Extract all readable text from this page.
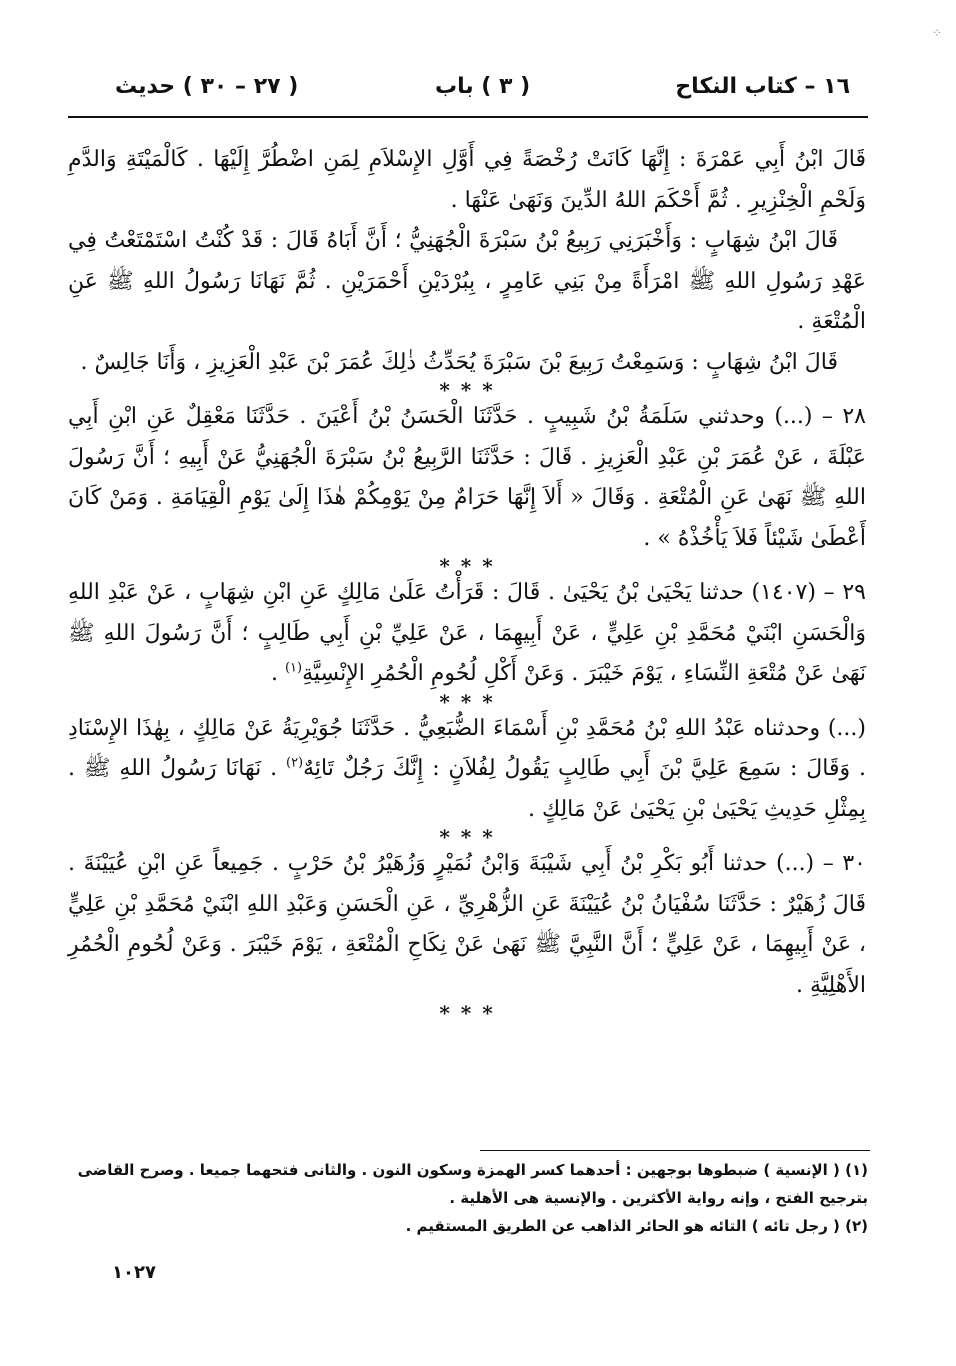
⁘
١٦ – كتاب النكاح
( ٣ ) باب
( ٢٧ – ٣٠ ) حديث

قَالَ ابْنُ أَبِي عَمْرَةَ : إِنَّهَا كَانَتْ رُخْصَةً فِي أَوَّلِ الإِسْلاَمِ لِمَنِ اضْطُرَّ إِلَيْهَا . كَالْمَيْتَةِ وَالدَّمِ وَلَحْمِ الْخِنْزِيرِ . ثُمَّ أَحْكَمَ اللهُ الدِّينَ وَنَهَىٰ عَنْهَا .

قَالَ ابْنُ شِهَابٍ : وَأَخْبَرَنِي رَبِيعُ بْنُ سَبْرَةَ الْجُهَنِيُّ ؛ أَنَّ أَبَاهُ قَالَ : قَدْ كُنْتُ اسْتَمْتَعْتُ فِي عَهْدِ رَسُولِ اللهِ ﷺ امْرَأَةً مِنْ بَنِي عَامِرٍ ، بِبُرْدَيْنِ أَحْمَرَيْنِ . ثُمَّ نَهَانَا رَسُولُ اللهِ ﷺ عَنِ الْمُتْعَةِ .

قَالَ ابْنُ شِهَابٍ : وَسَمِعْتُ رَبِيعَ بْنَ سَبْرَةَ يُحَدِّثُ ذٰلِكَ عُمَرَ بْنَ عَبْدِ الْعَزِيزِ ، وَأَنَا جَالِسٌ .

* * *

٢٨ – (...) وحدثني سَلَمَةُ بْنُ شَبِيبٍ . حَدَّثَنَا الْحَسَنُ بْنُ أَعْيَنَ . حَدَّثَنَا مَعْقِلٌ عَنِ ابْنِ أَبِي عَبْلَةَ ، عَنْ عُمَرَ بْنِ عَبْدِ الْعَزِيزِ . قَالَ : حَدَّثَنَا الرَّبِيعُ بْنُ سَبْرَةَ الْجُهَنِيُّ عَنْ أَبِيهِ ؛ أَنَّ رَسُولَ اللهِ ﷺ نَهَىٰ عَنِ الْمُتْعَةِ . وَقَالَ « أَلاَ إِنَّهَا حَرَامٌ مِنْ يَوْمِكُمْ هٰذَا إِلَىٰ يَوْمِ الْقِيَامَةِ . وَمَنْ كَانَ أَعْطَىٰ شَيْئاً فَلاَ يَأْخُذْهُ » .

* * *

٢٩ – (١٤٠٧) حدثنا يَحْيَىٰ بْنُ يَحْيَىٰ . قَالَ : قَرَأْتُ عَلَىٰ مَالِكٍ عَنِ ابْنِ شِهَابٍ ، عَنْ عَبْدِ اللهِ وَالْحَسَنِ ابْنَيْ مُحَمَّدِ بْنِ عَلِيٍّ ، عَنْ أَبِيهِمَا ، عَنْ عَلِيِّ بْنِ أَبِي طَالِبٍ ؛ أَنَّ رَسُولَ اللهِ ﷺ نَهَىٰ عَنْ مُتْعَةِ النِّسَاءِ ، يَوْمَ خَيْبَرَ . وَعَنْ أَكْلِ لُحُومِ الْحُمُرِ الإِنْسِيَّةِ$^{(١)}$ .

* * *

(...) وحدثناه عَبْدُ اللهِ بْنُ مُحَمَّدِ بْنِ أَسْمَاءَ الضُّبَعِيُّ . حَدَّثَنَا جُوَيْرِيَةُ عَنْ مَالِكٍ ، بِهٰذَا الإِسْنَادِ . وَقَالَ : سَمِعَ عَلِيَّ بْنَ أَبِي طَالِبٍ يَقُولُ لِفُلاَنٍ : إِنَّكَ رَجُلٌ تَائِهٌ$^{(٢)}$ . نَهَانَا رَسُولُ اللهِ ﷺ . بِمِثْلِ حَدِيثِ يَحْيَىٰ بْنِ يَحْيَىٰ عَنْ مَالِكٍ .

* * *

٣٠ – (...) حدثنا أَبُو بَكْرِ بْنُ أَبِي شَيْبَةَ وَابْنُ نُمَيْرٍ وَزُهَيْرُ بْنُ حَرْبٍ . جَمِيعاً عَنِ ابْنِ عُيَيْنَةَ . قَالَ زُهَيْرٌ : حَدَّثَنَا سُفْيَانُ بْنُ عُيَيْنَةَ عَنِ الزُّهْرِيِّ ، عَنِ الْحَسَنِ وَعَبْدِ اللهِ ابْنَيْ مُحَمَّدِ بْنِ عَلِيٍّ ، عَنْ أَبِيهِمَا ، عَنْ عَلِيٍّ ؛ أَنَّ النَّبِيَّ ﷺ نَهَىٰ عَنْ نِكَاحِ الْمُتْعَةِ ، يَوْمَ خَيْبَرَ . وَعَنْ لُحُومِ الْحُمُرِ الأَهْلِيَّةِ .

* * *

(١) ( الإنسية ) ضبطوها بوجهين : أحدهما كسر الهمزة وسكون النون . والثانى فتحهما جميعا . وصرح القاضى بترجيح الفتح ، وإنه رواية الأكثرين . والإنسية هى الأهلية .

(٢) ( رجل تائه ) التائه هو الحائر الذاهب عن الطريق المستقيم .

١٠٢٧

══════

Task objective: Output all of the data exactly as it stands, minus any images.

Result for this task:
Extract all readable text from this page.
⁘
١٦ – كتاب النكاح
( ٣ ) باب
( ٢٧ – ٣٠ ) حديث

قَالَ ابْنُ أَبِي عَمْرَةَ : إِنَّهَا كَانَتْ رُخْصَةً فِي أَوَّلِ الإِسْلاَمِ لِمَنِ اضْطُرَّ إِلَيْهَا . كَالْمَيْتَةِ وَالدَّمِ وَلَحْمِ الْخِنْزِيرِ . ثُمَّ أَحْكَمَ اللهُ الدِّينَ وَنَهَىٰ عَنْهَا .

قَالَ ابْنُ شِهَابٍ : وَأَخْبَرَنِي رَبِيعُ بْنُ سَبْرَةَ الْجُهَنِيُّ ؛ أَنَّ أَبَاهُ قَالَ : قَدْ كُنْتُ اسْتَمْتَعْتُ فِي عَهْدِ رَسُولِ اللهِ ﷺ امْرَأَةً مِنْ بَنِي عَامِرٍ ، بِبُرْدَيْنِ أَحْمَرَيْنِ . ثُمَّ نَهَانَا رَسُولُ اللهِ ﷺ عَنِ الْمُتْعَةِ .

قَالَ ابْنُ شِهَابٍ : وَسَمِعْتُ رَبِيعَ بْنَ سَبْرَةَ يُحَدِّثُ ذٰلِكَ عُمَرَ بْنَ عَبْدِ الْعَزِيزِ ، وَأَنَا جَالِسٌ .

* * *

٢٨ – (...) وحدثني سَلَمَةُ بْنُ شَبِيبٍ . حَدَّثَنَا الْحَسَنُ بْنُ أَعْيَنَ . حَدَّثَنَا مَعْقِلٌ عَنِ ابْنِ أَبِي عَبْلَةَ ، عَنْ عُمَرَ بْنِ عَبْدِ الْعَزِيزِ . قَالَ : حَدَّثَنَا الرَّبِيعُ بْنُ سَبْرَةَ الْجُهَنِيُّ عَنْ أَبِيهِ ؛ أَنَّ رَسُولَ اللهِ ﷺ نَهَىٰ عَنِ الْمُتْعَةِ . وَقَالَ « أَلاَ إِنَّهَا حَرَامٌ مِنْ يَوْمِكُمْ هٰذَا إِلَىٰ يَوْمِ الْقِيَامَةِ . وَمَنْ كَانَ أَعْطَىٰ شَيْئاً فَلاَ يَأْخُذْهُ » .

* * *

٢٩ – (١٤٠٧) حدثنا يَحْيَىٰ بْنُ يَحْيَىٰ . قَالَ : قَرَأْتُ عَلَىٰ مَالِكٍ عَنِ ابْنِ شِهَابٍ ، عَنْ عَبْدِ اللهِ وَالْحَسَنِ ابْنَيْ مُحَمَّدِ بْنِ عَلِيٍّ ، عَنْ أَبِيهِمَا ، عَنْ عَلِيِّ بْنِ أَبِي طَالِبٍ ؛ أَنَّ رَسُولَ اللهِ ﷺ نَهَىٰ عَنْ مُتْعَةِ النِّسَاءِ ، يَوْمَ خَيْبَرَ . وَعَنْ أَكْلِ لُحُومِ الْحُمُرِ الإِنْسِيَّةِ$^{(١)}$ .

* * *

(...) وحدثناه عَبْدُ اللهِ بْنُ مُحَمَّدِ بْنِ أَسْمَاءَ الضُّبَعِيُّ . حَدَّثَنَا جُوَيْرِيَةُ عَنْ مَالِكٍ ، بِهٰذَا الإِسْنَادِ . وَقَالَ : سَمِعَ عَلِيَّ بْنَ أَبِي طَالِبٍ يَقُولُ لِفُلاَنٍ : إِنَّكَ رَجُلٌ تَائِهٌ$^{(٢)}$ . نَهَانَا رَسُولُ اللهِ ﷺ . بِمِثْلِ حَدِيثِ يَحْيَىٰ بْنِ يَحْيَىٰ عَنْ مَالِكٍ .

* * *

٣٠ – (...) حدثنا أَبُو بَكْرِ بْنُ أَبِي شَيْبَةَ وَابْنُ نُمَيْرٍ وَزُهَيْرُ بْنُ حَرْبٍ . جَمِيعاً عَنِ ابْنِ عُيَيْنَةَ . قَالَ زُهَيْرٌ : حَدَّثَنَا سُفْيَانُ بْنُ عُيَيْنَةَ عَنِ الزُّهْرِيِّ ، عَنِ الْحَسَنِ وَعَبْدِ اللهِ ابْنَيْ مُحَمَّدِ بْنِ عَلِيٍّ ، عَنْ أَبِيهِمَا ، عَنْ عَلِيٍّ ؛ أَنَّ النَّبِيَّ ﷺ نَهَىٰ عَنْ نِكَاحِ الْمُتْعَةِ ، يَوْمَ خَيْبَرَ . وَعَنْ لُحُومِ الْحُمُرِ الأَهْلِيَّةِ .

* * *

(١) ( الإنسية ) ضبطوها بوجهين : أحدهما كسر الهمزة وسكون النون . والثانى فتحهما جميعا . وصرح القاضى بترجيح الفتح ، وإنه رواية الأكثرين . والإنسية هى الأهلية .

(٢) ( رجل تائه ) التائه هو الحائر الذاهب عن الطريق المستقيم .

١٠٢٧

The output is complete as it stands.